* **Records from a collection of figures**
----------------------------------------

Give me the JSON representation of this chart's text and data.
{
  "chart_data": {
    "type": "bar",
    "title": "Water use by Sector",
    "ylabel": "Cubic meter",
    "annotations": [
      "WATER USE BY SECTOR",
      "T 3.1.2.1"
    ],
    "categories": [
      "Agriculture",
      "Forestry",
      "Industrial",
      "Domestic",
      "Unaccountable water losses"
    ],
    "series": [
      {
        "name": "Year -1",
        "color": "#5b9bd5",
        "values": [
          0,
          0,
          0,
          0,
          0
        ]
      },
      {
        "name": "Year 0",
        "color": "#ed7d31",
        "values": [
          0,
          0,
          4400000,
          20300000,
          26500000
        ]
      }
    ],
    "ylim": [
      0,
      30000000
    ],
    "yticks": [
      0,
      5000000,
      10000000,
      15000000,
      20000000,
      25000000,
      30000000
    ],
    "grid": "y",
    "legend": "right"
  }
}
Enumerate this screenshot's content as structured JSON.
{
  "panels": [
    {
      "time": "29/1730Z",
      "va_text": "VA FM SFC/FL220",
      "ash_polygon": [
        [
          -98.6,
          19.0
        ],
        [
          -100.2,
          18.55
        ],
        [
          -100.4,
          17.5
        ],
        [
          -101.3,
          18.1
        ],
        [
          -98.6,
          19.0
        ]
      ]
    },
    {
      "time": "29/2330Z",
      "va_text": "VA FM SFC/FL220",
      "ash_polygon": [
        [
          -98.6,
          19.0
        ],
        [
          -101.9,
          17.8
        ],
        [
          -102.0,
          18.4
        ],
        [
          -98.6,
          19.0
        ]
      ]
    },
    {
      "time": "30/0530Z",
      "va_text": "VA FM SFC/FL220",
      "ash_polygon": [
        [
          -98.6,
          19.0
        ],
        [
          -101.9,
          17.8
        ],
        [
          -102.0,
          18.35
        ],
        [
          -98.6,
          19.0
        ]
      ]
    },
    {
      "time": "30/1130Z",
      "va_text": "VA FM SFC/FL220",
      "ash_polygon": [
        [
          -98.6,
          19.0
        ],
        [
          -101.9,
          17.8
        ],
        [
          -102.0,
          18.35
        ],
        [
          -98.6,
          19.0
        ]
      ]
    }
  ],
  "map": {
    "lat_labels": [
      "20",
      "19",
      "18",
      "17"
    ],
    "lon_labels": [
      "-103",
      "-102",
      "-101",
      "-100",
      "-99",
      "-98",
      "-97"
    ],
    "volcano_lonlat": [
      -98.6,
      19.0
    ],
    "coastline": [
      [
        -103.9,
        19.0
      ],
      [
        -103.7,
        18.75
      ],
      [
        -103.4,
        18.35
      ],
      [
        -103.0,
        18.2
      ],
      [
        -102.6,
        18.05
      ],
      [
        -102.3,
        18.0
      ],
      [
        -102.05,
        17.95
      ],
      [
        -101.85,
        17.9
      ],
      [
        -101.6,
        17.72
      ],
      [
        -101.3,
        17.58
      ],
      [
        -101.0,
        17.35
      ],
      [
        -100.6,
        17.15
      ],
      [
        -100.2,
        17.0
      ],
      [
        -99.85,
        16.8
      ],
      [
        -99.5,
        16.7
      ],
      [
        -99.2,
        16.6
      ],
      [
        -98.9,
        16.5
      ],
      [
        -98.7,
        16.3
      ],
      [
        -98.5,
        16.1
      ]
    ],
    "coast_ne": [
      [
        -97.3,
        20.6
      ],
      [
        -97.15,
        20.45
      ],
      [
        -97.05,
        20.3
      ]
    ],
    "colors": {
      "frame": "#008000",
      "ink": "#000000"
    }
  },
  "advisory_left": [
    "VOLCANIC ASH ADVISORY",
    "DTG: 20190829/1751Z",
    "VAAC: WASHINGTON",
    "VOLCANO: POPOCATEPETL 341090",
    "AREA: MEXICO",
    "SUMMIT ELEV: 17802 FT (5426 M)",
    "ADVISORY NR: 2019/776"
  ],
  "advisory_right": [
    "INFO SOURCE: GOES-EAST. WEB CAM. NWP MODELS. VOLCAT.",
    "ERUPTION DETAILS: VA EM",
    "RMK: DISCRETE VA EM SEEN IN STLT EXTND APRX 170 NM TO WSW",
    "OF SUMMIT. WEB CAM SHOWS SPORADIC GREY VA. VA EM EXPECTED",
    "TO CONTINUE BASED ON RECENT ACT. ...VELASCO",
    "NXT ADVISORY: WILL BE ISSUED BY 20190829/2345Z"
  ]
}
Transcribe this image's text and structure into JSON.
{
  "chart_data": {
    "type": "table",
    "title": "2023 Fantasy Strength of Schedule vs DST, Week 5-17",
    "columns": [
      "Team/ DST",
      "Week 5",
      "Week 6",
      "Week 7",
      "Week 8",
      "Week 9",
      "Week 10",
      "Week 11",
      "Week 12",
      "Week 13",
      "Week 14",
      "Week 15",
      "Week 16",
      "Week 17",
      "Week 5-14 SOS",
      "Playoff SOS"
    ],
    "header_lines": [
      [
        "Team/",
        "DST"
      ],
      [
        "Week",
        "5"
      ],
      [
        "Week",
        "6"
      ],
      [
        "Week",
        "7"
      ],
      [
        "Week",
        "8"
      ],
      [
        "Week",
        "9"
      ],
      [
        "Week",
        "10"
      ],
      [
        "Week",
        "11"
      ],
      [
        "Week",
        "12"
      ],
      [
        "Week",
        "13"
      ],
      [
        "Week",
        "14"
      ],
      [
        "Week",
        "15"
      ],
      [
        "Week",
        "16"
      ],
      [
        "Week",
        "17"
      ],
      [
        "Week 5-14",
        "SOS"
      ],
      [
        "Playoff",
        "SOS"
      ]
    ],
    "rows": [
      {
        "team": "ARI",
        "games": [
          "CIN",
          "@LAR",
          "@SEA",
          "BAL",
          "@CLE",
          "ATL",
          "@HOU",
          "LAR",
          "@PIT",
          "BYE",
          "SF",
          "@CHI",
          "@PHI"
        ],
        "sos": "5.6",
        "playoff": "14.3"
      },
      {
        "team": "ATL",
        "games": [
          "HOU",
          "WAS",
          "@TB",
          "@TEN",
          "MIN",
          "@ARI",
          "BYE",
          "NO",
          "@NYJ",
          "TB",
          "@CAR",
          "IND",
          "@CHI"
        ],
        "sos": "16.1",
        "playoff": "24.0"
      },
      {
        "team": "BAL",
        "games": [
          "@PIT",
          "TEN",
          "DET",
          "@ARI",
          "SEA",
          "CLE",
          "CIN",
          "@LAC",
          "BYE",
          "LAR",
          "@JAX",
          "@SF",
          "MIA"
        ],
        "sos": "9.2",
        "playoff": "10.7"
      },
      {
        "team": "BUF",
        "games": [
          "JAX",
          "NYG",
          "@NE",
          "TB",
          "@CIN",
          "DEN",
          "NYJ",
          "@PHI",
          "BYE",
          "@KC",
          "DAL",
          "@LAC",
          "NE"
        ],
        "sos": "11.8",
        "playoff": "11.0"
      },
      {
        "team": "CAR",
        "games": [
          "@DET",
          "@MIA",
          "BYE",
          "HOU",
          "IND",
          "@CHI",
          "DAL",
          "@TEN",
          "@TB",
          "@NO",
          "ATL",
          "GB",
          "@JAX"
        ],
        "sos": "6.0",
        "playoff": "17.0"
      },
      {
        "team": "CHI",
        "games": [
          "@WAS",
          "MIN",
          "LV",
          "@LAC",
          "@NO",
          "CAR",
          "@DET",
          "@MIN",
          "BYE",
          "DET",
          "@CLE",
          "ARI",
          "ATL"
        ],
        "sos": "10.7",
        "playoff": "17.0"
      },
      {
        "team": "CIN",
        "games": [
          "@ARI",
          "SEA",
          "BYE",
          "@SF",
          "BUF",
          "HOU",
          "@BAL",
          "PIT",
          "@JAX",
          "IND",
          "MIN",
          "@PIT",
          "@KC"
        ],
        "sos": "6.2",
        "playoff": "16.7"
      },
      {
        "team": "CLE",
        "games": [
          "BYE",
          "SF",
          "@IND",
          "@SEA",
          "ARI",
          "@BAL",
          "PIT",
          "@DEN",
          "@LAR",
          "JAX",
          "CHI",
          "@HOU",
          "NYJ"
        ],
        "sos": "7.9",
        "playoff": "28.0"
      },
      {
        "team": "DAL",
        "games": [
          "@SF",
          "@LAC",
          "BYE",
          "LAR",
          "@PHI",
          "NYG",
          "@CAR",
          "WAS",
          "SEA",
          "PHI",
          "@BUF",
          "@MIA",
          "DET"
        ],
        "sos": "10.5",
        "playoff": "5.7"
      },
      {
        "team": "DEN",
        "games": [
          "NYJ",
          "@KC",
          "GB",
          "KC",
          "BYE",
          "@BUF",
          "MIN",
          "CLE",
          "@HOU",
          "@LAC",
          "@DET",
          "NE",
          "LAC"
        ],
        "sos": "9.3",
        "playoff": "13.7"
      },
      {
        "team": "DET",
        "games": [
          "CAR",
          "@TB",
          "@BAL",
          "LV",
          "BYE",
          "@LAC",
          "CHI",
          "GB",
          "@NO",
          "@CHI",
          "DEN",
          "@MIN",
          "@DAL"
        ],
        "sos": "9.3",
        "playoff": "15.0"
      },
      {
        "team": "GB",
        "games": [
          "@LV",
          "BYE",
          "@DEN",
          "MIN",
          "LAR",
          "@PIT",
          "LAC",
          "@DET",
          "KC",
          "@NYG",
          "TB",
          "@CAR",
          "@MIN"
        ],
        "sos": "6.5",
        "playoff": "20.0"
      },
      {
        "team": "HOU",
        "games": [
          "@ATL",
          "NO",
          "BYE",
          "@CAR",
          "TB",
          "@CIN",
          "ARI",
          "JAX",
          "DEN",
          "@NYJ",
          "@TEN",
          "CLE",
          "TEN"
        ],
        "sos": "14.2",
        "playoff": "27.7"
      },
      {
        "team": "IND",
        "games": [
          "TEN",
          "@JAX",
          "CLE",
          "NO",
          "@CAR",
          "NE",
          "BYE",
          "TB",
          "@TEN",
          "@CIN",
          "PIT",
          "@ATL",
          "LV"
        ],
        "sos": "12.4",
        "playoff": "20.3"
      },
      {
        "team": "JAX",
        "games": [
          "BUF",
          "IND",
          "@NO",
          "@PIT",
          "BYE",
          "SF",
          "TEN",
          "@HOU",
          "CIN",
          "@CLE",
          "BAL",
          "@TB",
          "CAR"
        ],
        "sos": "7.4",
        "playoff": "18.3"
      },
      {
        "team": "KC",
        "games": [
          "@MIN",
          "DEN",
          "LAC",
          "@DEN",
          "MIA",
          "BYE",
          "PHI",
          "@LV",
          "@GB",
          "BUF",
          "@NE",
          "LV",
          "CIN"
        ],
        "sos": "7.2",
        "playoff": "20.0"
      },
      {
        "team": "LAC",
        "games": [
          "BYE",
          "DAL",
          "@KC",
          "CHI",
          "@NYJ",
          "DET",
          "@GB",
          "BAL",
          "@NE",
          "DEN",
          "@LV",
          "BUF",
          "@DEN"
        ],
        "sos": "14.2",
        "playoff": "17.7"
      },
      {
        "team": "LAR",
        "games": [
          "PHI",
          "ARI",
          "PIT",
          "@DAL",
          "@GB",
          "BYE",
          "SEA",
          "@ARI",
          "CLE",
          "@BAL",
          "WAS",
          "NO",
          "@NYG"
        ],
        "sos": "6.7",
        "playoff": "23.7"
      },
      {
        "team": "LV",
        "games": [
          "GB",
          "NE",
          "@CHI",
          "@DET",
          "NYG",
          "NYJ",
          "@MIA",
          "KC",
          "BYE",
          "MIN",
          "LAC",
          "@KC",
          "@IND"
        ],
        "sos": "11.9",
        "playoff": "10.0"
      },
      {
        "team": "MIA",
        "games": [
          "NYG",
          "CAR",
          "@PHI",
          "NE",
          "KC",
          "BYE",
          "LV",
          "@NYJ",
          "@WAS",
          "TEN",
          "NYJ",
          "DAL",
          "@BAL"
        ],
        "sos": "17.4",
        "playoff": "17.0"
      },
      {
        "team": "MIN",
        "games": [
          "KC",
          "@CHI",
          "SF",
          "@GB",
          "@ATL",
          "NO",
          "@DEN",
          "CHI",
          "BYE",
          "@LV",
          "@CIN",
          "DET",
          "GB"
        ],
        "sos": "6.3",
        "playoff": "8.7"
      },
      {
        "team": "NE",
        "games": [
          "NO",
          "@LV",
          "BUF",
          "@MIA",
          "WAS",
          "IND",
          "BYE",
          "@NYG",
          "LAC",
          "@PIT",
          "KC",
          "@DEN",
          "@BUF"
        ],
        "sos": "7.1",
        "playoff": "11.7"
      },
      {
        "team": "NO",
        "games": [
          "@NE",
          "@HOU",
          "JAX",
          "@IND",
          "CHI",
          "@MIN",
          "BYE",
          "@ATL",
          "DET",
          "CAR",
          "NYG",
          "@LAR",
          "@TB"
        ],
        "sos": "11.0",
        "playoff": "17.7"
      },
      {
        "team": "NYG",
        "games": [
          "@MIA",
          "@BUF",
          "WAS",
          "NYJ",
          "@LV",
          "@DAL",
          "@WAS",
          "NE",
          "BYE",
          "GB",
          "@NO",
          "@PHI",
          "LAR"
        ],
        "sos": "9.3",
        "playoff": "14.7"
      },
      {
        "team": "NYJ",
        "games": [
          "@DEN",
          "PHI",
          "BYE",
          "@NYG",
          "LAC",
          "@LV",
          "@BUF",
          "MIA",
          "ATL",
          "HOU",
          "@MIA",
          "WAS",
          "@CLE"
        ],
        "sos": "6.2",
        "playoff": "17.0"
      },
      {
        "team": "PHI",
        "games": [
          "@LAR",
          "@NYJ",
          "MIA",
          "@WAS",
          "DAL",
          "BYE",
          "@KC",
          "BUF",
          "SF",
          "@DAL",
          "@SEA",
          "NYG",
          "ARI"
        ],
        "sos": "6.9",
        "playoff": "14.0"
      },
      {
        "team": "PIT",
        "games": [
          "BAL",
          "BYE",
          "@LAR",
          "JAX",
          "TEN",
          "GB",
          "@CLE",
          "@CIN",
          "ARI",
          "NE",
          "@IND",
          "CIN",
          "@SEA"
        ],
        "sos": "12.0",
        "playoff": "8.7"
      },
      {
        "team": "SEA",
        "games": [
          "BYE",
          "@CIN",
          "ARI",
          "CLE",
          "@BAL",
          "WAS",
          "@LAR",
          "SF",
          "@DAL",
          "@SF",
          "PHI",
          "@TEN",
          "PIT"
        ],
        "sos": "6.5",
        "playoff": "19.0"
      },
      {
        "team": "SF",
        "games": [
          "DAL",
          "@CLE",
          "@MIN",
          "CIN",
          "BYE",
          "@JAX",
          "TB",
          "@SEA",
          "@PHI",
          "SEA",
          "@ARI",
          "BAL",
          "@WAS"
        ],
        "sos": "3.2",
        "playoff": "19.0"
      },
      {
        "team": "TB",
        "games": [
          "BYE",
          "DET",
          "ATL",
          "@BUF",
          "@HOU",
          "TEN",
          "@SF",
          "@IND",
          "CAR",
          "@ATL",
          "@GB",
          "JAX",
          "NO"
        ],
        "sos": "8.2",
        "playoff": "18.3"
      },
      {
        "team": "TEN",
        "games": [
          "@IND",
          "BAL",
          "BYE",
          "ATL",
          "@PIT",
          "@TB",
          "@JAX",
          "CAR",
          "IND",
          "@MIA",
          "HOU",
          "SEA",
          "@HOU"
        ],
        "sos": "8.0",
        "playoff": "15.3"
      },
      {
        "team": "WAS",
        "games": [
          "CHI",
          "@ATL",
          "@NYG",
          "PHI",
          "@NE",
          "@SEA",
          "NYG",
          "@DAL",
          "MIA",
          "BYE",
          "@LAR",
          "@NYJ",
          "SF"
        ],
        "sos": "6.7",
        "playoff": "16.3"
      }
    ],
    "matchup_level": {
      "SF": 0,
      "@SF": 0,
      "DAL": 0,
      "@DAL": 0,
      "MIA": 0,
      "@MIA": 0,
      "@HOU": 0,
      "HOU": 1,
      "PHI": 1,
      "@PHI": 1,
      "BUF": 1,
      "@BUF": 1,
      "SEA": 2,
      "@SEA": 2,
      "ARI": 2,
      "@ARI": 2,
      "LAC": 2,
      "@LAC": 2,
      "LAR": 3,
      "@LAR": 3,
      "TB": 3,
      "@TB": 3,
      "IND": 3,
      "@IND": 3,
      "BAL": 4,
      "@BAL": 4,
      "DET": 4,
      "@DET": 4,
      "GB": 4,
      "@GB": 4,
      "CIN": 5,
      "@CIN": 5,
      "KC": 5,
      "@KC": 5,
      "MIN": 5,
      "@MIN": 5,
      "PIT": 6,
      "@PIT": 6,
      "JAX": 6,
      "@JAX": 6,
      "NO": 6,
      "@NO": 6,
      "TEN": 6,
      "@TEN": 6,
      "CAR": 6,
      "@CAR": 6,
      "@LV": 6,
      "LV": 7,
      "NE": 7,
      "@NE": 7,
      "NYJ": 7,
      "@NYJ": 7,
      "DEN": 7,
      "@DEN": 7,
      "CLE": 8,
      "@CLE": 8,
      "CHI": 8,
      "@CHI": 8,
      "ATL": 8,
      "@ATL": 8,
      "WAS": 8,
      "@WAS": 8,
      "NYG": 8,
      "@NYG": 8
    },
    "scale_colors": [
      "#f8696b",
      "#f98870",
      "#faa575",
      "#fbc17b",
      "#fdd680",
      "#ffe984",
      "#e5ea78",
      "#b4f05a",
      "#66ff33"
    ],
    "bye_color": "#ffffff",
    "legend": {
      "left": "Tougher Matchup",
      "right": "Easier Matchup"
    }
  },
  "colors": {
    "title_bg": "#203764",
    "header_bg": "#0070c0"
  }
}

----------------------------------------

* **Description of the task**
Pull out each line of the listing that holds the string "this".

* **Exercise solution**
Give me the JSON representation of this chart's text and data.
Enumerate this screenshot's content as structured JSON.
Transcribe this image's text and structure into JSON.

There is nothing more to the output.